(Stored records)
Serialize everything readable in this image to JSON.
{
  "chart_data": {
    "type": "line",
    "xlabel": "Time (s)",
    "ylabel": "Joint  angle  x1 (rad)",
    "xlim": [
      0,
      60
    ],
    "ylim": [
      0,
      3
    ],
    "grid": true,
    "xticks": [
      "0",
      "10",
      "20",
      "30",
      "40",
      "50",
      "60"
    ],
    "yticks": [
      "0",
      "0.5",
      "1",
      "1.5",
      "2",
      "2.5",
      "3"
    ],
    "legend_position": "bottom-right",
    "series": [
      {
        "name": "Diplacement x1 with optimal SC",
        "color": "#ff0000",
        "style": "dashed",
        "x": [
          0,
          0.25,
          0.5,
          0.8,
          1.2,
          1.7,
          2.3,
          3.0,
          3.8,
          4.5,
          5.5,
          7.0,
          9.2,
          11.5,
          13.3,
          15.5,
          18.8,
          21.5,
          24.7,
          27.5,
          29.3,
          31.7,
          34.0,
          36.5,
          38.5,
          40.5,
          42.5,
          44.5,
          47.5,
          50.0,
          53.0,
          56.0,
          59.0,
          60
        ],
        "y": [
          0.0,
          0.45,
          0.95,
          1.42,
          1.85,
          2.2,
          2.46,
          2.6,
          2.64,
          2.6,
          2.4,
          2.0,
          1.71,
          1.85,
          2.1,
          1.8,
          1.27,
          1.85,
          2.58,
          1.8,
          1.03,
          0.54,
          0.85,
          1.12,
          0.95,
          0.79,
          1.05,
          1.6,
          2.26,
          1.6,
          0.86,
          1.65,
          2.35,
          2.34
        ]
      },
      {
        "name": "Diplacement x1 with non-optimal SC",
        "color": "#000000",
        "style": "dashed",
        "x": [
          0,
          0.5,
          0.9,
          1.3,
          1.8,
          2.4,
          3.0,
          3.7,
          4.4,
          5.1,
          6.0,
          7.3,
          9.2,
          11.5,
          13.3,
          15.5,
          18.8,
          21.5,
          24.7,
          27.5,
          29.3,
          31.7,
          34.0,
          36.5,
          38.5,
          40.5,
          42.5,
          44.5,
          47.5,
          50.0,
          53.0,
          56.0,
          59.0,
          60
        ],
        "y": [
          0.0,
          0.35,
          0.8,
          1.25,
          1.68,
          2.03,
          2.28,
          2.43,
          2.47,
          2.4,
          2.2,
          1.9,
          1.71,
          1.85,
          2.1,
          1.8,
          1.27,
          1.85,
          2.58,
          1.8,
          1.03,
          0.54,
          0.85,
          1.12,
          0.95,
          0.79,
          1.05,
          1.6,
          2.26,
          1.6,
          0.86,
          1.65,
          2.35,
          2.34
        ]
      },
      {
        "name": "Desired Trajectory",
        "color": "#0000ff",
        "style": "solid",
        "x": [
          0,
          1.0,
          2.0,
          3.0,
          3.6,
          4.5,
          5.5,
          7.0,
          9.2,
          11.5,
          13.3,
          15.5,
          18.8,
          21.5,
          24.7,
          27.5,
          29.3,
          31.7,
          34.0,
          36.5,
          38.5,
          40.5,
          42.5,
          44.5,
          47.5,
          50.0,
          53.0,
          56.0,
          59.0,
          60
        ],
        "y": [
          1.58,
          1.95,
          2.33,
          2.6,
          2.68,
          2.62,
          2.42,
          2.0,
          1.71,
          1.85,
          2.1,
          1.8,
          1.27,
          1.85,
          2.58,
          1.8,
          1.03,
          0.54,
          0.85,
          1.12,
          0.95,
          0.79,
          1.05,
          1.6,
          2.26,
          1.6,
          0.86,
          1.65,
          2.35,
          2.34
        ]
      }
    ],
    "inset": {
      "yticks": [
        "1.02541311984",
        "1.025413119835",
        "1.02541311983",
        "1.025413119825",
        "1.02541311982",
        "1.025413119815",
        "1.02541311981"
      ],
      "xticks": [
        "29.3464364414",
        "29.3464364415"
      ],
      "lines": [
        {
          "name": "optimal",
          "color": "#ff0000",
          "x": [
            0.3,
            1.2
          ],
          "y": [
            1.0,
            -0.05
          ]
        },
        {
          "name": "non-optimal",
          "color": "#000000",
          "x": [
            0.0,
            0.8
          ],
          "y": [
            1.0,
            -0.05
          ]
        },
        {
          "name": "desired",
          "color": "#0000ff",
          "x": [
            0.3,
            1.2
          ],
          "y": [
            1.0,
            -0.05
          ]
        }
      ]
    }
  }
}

WHAT YOU WILL DO: Reproduce each line from the records that contains the word "optimal".

FINISHED EXERCISE:
        "name": "Diplacement x1 with optimal SC",
        "name": "Diplacement x1 with non-optimal SC",
          "name": "optimal",
          "name": "non-optimal",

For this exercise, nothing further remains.